-- START --

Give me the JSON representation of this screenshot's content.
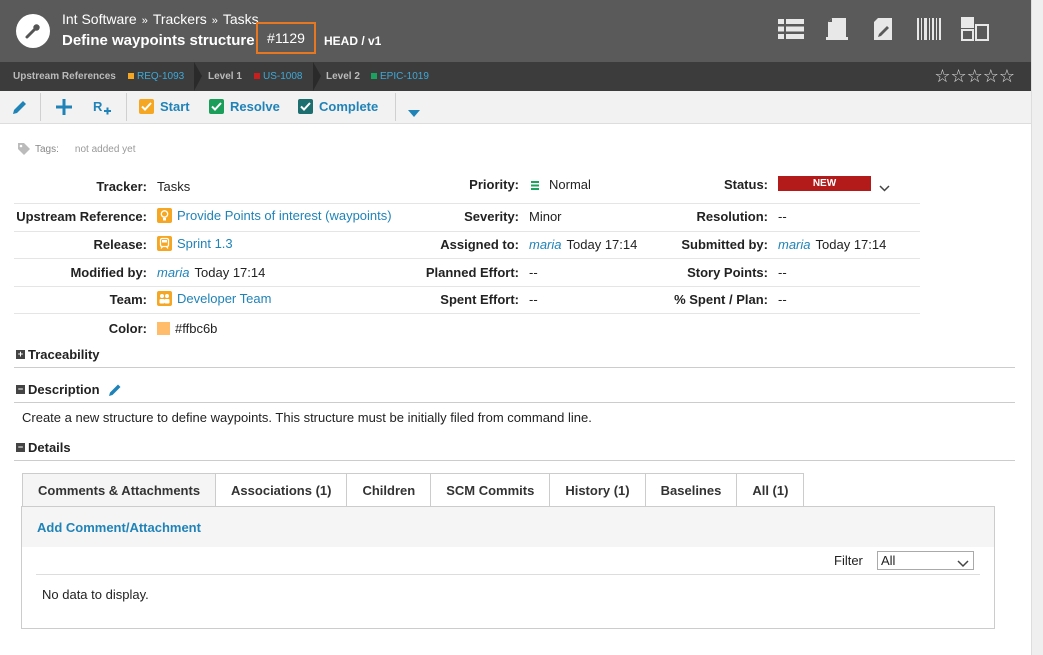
{
  "header": {
    "breadcrumb": [
      "Int Software",
      "Trackers",
      "Tasks"
    ],
    "breadcrumb_sep": "»",
    "title": "Define waypoints structure",
    "item_id": "#1129",
    "version": "HEAD / v1",
    "icons": [
      "list-icon",
      "document-icon",
      "edit-document-icon",
      "barcode-icon",
      "layout-icon"
    ]
  },
  "refbar": {
    "label": "Upstream References",
    "ref1": "REQ-1093",
    "level1": "Level 1",
    "ref2": "US-1008",
    "level2": "Level 2",
    "ref3": "EPIC-1019",
    "stars": "☆☆☆☆☆",
    "colors": {
      "req": "#f5a623",
      "us": "#c81e1e",
      "epic": "#1aa260"
    }
  },
  "toolbar": {
    "start": "Start",
    "resolve": "Resolve",
    "complete": "Complete",
    "colors": {
      "start": "#f5a623",
      "resolve": "#1a9e5a",
      "complete": "#1d6e6e"
    }
  },
  "tags": {
    "label": "Tags:",
    "value": "not added yet"
  },
  "fields": {
    "tracker_label": "Tracker:",
    "tracker": "Tasks",
    "upstream_label": "Upstream Reference:",
    "upstream": "Provide Points of interest (waypoints)",
    "release_label": "Release:",
    "release": "Sprint 1.3",
    "modified_label": "Modified by:",
    "modified_user": "maria",
    "modified_time": "Today 17:14",
    "team_label": "Team:",
    "team": "Developer Team",
    "color_label": "Color:",
    "color": "#ffbc6b",
    "priority_label": "Priority:",
    "priority": "Normal",
    "severity_label": "Severity:",
    "severity": "Minor",
    "assigned_label": "Assigned to:",
    "assigned_user": "maria",
    "assigned_time": "Today 17:14",
    "planned_label": "Planned Effort:",
    "planned": "--",
    "spent_label": "Spent Effort:",
    "spent": "--",
    "status_label": "Status:",
    "status": "NEW",
    "resolution_label": "Resolution:",
    "resolution": "--",
    "submitted_label": "Submitted by:",
    "submitted_user": "maria",
    "submitted_time": "Today 17:14",
    "story_label": "Story Points:",
    "story": "--",
    "spentplan_label": "% Spent / Plan:",
    "spentplan": "--"
  },
  "sections": {
    "traceability": "Traceability",
    "description": "Description",
    "description_text": "Create a new structure to define waypoints. This structure must be initially filed from command line.",
    "details": "Details"
  },
  "tabs": [
    "Comments & Attachments",
    "Associations (1)",
    "Children",
    "SCM Commits",
    "History (1)",
    "Baselines",
    "All (1)"
  ],
  "panel": {
    "add_comment": "Add Comment/Attachment",
    "filter_label": "Filter",
    "filter_value": "All",
    "no_data": "No data to display."
  }
}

-- END --

Output all of the data exactly as it stands, minus any images.

Give me the JSON representation of this screenshot's content.
{
  "header": {
    "breadcrumb": [
      "Int Software",
      "Trackers",
      "Tasks"
    ],
    "breadcrumb_sep": "»",
    "title": "Define waypoints structure",
    "item_id": "#1129",
    "version": "HEAD / v1",
    "icons": [
      "list-icon",
      "document-icon",
      "edit-document-icon",
      "barcode-icon",
      "layout-icon"
    ]
  },
  "refbar": {
    "label": "Upstream References",
    "ref1": "REQ-1093",
    "level1": "Level 1",
    "ref2": "US-1008",
    "level2": "Level 2",
    "ref3": "EPIC-1019",
    "stars": "☆☆☆☆☆",
    "colors": {
      "req": "#f5a623",
      "us": "#c81e1e",
      "epic": "#1aa260"
    }
  },
  "toolbar": {
    "start": "Start",
    "resolve": "Resolve",
    "complete": "Complete",
    "colors": {
      "start": "#f5a623",
      "resolve": "#1a9e5a",
      "complete": "#1d6e6e"
    }
  },
  "tags": {
    "label": "Tags:",
    "value": "not added yet"
  },
  "fields": {
    "tracker_label": "Tracker:",
    "tracker": "Tasks",
    "upstream_label": "Upstream Reference:",
    "upstream": "Provide Points of interest (waypoints)",
    "release_label": "Release:",
    "release": "Sprint 1.3",
    "modified_label": "Modified by:",
    "modified_user": "maria",
    "modified_time": "Today 17:14",
    "team_label": "Team:",
    "team": "Developer Team",
    "color_label": "Color:",
    "color": "#ffbc6b",
    "priority_label": "Priority:",
    "priority": "Normal",
    "severity_label": "Severity:",
    "severity": "Minor",
    "assigned_label": "Assigned to:",
    "assigned_user": "maria",
    "assigned_time": "Today 17:14",
    "planned_label": "Planned Effort:",
    "planned": "--",
    "spent_label": "Spent Effort:",
    "spent": "--",
    "status_label": "Status:",
    "status": "NEW",
    "resolution_label": "Resolution:",
    "resolution": "--",
    "submitted_label": "Submitted by:",
    "submitted_user": "maria",
    "submitted_time": "Today 17:14",
    "story_label": "Story Points:",
    "story": "--",
    "spentplan_label": "% Spent / Plan:",
    "spentplan": "--"
  },
  "sections": {
    "traceability": "Traceability",
    "description": "Description",
    "description_text": "Create a new structure to define waypoints. This structure must be initially filed from command line.",
    "details": "Details"
  },
  "tabs": [
    "Comments & Attachments",
    "Associations (1)",
    "Children",
    "SCM Commits",
    "History (1)",
    "Baselines",
    "All (1)"
  ],
  "panel": {
    "add_comment": "Add Comment/Attachment",
    "filter_label": "Filter",
    "filter_value": "All",
    "no_data": "No data to display."
  }
}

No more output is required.